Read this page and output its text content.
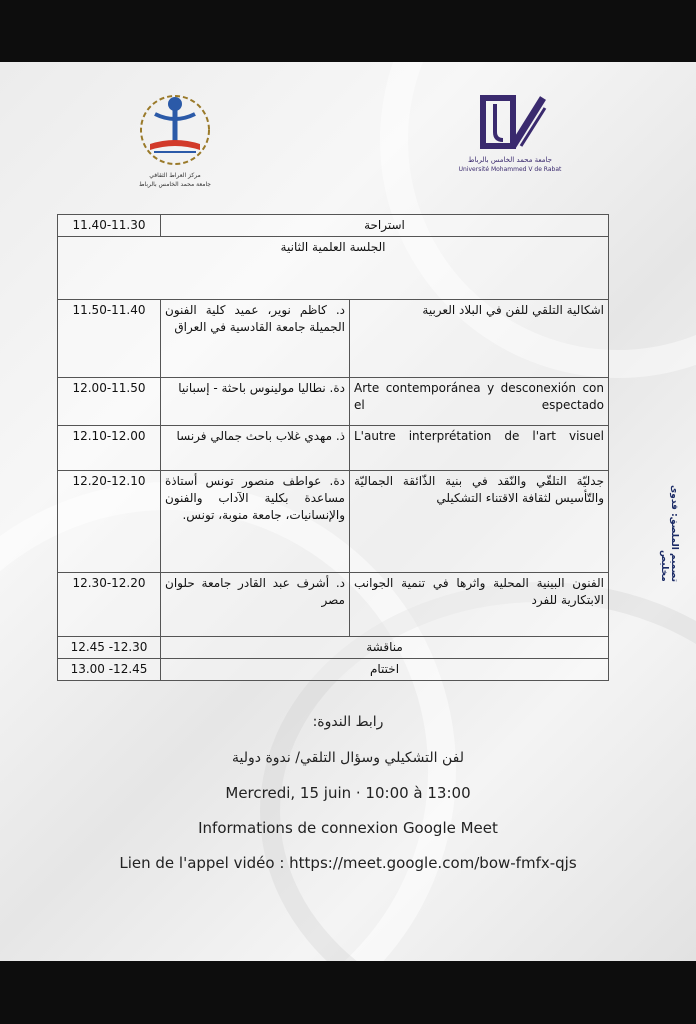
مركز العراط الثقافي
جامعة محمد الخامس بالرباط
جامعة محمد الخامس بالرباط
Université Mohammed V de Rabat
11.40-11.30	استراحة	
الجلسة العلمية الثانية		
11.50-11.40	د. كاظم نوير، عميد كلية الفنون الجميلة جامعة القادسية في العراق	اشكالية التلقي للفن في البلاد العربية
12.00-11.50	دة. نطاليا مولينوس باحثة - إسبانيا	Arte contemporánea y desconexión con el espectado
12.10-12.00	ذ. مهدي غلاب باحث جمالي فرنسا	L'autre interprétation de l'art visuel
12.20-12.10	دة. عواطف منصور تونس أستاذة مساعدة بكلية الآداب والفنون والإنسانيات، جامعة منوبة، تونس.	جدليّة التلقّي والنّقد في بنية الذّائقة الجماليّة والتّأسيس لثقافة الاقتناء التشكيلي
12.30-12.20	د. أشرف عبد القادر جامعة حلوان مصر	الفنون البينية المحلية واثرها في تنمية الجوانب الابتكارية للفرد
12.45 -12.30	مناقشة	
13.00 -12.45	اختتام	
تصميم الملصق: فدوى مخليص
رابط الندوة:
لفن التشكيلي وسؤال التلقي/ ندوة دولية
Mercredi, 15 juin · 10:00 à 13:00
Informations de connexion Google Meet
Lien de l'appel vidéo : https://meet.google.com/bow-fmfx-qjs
=-=-=-=-=
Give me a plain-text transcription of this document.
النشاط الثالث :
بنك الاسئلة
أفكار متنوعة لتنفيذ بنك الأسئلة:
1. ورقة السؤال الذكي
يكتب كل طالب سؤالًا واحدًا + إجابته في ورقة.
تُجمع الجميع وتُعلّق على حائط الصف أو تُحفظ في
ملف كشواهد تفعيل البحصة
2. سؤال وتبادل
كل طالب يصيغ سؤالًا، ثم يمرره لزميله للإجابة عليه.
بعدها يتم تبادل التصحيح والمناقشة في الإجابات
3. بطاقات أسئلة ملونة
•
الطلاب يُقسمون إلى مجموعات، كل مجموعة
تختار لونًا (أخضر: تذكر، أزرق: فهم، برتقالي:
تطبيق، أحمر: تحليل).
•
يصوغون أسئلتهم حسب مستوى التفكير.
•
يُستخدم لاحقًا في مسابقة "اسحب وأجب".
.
=-=-=-=-=
Job »
Figure out how many lines of the data above include "text", then give the number and nothing more.

Solution for this task »
2